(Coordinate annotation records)
# # # #

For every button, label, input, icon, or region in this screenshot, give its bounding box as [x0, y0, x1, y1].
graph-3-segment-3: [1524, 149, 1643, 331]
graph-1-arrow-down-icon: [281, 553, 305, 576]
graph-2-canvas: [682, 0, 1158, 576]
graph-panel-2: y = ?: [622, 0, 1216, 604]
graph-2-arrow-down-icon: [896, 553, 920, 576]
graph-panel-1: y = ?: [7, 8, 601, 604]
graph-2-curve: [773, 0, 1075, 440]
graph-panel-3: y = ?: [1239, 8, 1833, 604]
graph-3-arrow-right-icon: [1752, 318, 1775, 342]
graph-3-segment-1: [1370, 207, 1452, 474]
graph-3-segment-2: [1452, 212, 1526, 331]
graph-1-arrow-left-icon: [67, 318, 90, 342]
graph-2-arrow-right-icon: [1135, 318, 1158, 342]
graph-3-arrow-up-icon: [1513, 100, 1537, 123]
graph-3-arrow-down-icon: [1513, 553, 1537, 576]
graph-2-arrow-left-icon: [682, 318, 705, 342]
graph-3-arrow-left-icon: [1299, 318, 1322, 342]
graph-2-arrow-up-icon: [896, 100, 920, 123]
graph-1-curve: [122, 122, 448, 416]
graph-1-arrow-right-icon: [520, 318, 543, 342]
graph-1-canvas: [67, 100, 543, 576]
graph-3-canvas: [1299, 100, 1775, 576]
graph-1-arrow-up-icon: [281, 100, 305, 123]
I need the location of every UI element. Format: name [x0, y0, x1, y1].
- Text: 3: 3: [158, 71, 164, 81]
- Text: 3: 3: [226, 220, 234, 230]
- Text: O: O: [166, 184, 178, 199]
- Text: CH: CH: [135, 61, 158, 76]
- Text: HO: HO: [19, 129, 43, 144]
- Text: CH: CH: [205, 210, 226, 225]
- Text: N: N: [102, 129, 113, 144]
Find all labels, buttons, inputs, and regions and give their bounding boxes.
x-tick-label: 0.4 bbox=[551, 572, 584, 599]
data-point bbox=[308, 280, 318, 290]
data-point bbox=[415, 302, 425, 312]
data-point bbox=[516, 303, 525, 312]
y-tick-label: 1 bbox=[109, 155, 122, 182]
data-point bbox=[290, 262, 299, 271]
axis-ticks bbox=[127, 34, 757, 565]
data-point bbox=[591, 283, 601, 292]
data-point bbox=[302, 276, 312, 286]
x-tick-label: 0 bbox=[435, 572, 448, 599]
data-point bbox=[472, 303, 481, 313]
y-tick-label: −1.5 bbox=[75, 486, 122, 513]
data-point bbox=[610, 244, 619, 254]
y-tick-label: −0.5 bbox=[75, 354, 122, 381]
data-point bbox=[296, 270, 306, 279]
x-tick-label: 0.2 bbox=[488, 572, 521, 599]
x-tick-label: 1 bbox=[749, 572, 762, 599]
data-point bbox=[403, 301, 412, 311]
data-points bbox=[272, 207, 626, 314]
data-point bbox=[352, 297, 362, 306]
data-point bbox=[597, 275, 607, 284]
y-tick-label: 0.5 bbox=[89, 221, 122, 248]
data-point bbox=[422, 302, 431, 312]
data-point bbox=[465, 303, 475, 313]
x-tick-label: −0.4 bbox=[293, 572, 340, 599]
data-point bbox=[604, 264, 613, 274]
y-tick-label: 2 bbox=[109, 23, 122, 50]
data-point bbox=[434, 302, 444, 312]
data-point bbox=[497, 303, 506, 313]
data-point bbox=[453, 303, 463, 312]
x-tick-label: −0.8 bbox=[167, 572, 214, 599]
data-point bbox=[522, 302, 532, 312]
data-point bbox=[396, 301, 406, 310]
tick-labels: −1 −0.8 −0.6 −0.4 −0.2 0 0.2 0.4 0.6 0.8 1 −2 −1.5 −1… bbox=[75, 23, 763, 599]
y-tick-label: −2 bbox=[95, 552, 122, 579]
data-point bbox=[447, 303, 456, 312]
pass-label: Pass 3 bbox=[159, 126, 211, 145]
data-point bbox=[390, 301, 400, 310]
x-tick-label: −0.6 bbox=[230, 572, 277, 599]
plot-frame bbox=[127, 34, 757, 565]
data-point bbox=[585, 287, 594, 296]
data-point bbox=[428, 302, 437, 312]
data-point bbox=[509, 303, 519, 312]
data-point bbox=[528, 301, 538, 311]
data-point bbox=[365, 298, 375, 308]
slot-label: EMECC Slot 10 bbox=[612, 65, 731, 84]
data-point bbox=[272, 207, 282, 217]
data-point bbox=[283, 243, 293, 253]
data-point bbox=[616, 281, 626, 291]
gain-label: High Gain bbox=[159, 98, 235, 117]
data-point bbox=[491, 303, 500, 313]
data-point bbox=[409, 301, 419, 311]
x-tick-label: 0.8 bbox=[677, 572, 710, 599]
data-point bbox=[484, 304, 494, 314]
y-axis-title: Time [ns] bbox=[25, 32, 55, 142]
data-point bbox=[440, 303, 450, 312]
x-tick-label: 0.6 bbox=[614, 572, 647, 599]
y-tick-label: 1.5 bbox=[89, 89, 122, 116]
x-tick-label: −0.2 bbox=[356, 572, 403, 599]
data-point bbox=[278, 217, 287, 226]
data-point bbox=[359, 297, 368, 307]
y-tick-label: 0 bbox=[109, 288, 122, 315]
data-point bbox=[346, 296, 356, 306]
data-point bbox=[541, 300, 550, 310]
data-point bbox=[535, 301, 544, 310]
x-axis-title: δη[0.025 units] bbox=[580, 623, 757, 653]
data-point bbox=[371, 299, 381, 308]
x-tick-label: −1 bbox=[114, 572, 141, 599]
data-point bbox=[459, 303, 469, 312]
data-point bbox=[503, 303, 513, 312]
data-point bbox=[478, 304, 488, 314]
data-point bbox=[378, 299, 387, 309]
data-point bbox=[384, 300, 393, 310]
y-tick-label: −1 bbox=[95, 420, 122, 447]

# # # #

### [Requirement]
Please reproduce every one of the lines above with no changes at all.

### [Complete answer]
For every button, label, input, icon, or region in this screenshot, give its bounding box as [x0, y0, x1, y1].
graph-3-segment-3: [1524, 149, 1643, 331]
graph-1-arrow-down-icon: [281, 553, 305, 576]
graph-2-canvas: [682, 0, 1158, 576]
graph-panel-2: y = ?: [622, 0, 1216, 604]
graph-2-arrow-down-icon: [896, 553, 920, 576]
graph-panel-1: y = ?: [7, 8, 601, 604]
graph-2-curve: [773, 0, 1075, 440]
graph-panel-3: y = ?: [1239, 8, 1833, 604]
graph-3-arrow-right-icon: [1752, 318, 1775, 342]
graph-3-segment-1: [1370, 207, 1452, 474]
graph-3-segment-2: [1452, 212, 1526, 331]
graph-1-arrow-left-icon: [67, 318, 90, 342]
graph-2-arrow-right-icon: [1135, 318, 1158, 342]
graph-3-arrow-up-icon: [1513, 100, 1537, 123]
graph-3-arrow-down-icon: [1513, 553, 1537, 576]
graph-2-arrow-left-icon: [682, 318, 705, 342]
graph-3-arrow-left-icon: [1299, 318, 1322, 342]
graph-2-arrow-up-icon: [896, 100, 920, 123]
graph-1-curve: [122, 122, 448, 416]
graph-1-arrow-right-icon: [520, 318, 543, 342]
graph-1-canvas: [67, 100, 543, 576]
graph-3-canvas: [1299, 100, 1775, 576]
graph-1-arrow-up-icon: [281, 100, 305, 123]
I need the location of every UI element. Format: name [x0, y0, x1, y1].
- Text: 3: 3: [158, 71, 164, 81]
- Text: 3: 3: [226, 220, 234, 230]
- Text: O: O: [166, 184, 178, 199]
- Text: CH: CH: [135, 61, 158, 76]
- Text: HO: HO: [19, 129, 43, 144]
- Text: CH: CH: [205, 210, 226, 225]
- Text: N: N: [102, 129, 113, 144]
Find all labels, buttons, inputs, and regions and give their bounding boxes.
x-tick-label: 0.4 bbox=[551, 572, 584, 599]
data-point bbox=[308, 280, 318, 290]
data-point bbox=[415, 302, 425, 312]
data-point bbox=[516, 303, 525, 312]
y-tick-label: 1 bbox=[109, 155, 122, 182]
data-point bbox=[290, 262, 299, 271]
axis-ticks bbox=[127, 34, 757, 565]
data-point bbox=[591, 283, 601, 292]
data-point bbox=[302, 276, 312, 286]
x-tick-label: 0 bbox=[435, 572, 448, 599]
data-point bbox=[472, 303, 481, 313]
y-tick-label: −1.5 bbox=[75, 486, 122, 513]
data-point bbox=[610, 244, 619, 254]
y-tick-label: −0.5 bbox=[75, 354, 122, 381]
data-point bbox=[296, 270, 306, 279]
x-tick-label: 0.2 bbox=[488, 572, 521, 599]
x-tick-label: 1 bbox=[749, 572, 762, 599]
data-point bbox=[403, 301, 412, 311]
data-points bbox=[272, 207, 626, 314]
data-point bbox=[352, 297, 362, 306]
data-point bbox=[597, 275, 607, 284]
y-tick-label: 0.5 bbox=[89, 221, 122, 248]
data-point bbox=[422, 302, 431, 312]
data-point bbox=[465, 303, 475, 313]
x-tick-label: −0.4 bbox=[293, 572, 340, 599]
data-point bbox=[604, 264, 613, 274]
y-tick-label: 2 bbox=[109, 23, 122, 50]
data-point bbox=[434, 302, 444, 312]
data-point bbox=[497, 303, 506, 313]
data-point bbox=[453, 303, 463, 312]
x-tick-label: −0.8 bbox=[167, 572, 214, 599]
data-point bbox=[522, 302, 532, 312]
data-point bbox=[396, 301, 406, 310]
tick-labels: −1 −0.8 −0.6 −0.4 −0.2 0 0.2 0.4 0.6 0.8 1 −2 −1.5 −1… bbox=[75, 23, 763, 599]
y-tick-label: −2 bbox=[95, 552, 122, 579]
data-point bbox=[447, 303, 456, 312]
pass-label: Pass 3 bbox=[159, 126, 211, 145]
data-point bbox=[390, 301, 400, 310]
x-tick-label: −0.6 bbox=[230, 572, 277, 599]
plot-frame bbox=[127, 34, 757, 565]
data-point bbox=[585, 287, 594, 296]
data-point bbox=[428, 302, 437, 312]
data-point bbox=[509, 303, 519, 312]
data-point bbox=[528, 301, 538, 311]
data-point bbox=[365, 298, 375, 308]
slot-label: EMECC Slot 10 bbox=[612, 65, 731, 84]
data-point bbox=[272, 207, 282, 217]
data-point bbox=[283, 243, 293, 253]
data-point bbox=[616, 281, 626, 291]
gain-label: High Gain bbox=[159, 98, 235, 117]
data-point bbox=[491, 303, 500, 313]
data-point bbox=[409, 301, 419, 311]
x-tick-label: 0.8 bbox=[677, 572, 710, 599]
data-point bbox=[484, 304, 494, 314]
y-axis-title: Time [ns] bbox=[25, 32, 55, 142]
data-point bbox=[440, 303, 450, 312]
x-tick-label: 0.6 bbox=[614, 572, 647, 599]
y-tick-label: 1.5 bbox=[89, 89, 122, 116]
x-tick-label: −0.2 bbox=[356, 572, 403, 599]
data-point bbox=[278, 217, 287, 226]
data-point bbox=[359, 297, 368, 307]
y-tick-label: 0 bbox=[109, 288, 122, 315]
data-point bbox=[346, 296, 356, 306]
data-point bbox=[541, 300, 550, 310]
data-point bbox=[535, 301, 544, 310]
x-axis-title: δη[0.025 units] bbox=[580, 623, 757, 653]
data-point bbox=[371, 299, 381, 308]
x-tick-label: −1 bbox=[114, 572, 141, 599]
data-point bbox=[459, 303, 469, 312]
data-point bbox=[503, 303, 513, 312]
data-point bbox=[478, 304, 488, 314]
data-point bbox=[378, 299, 387, 309]
data-point bbox=[384, 300, 393, 310]
y-tick-label: −1 bbox=[95, 420, 122, 447]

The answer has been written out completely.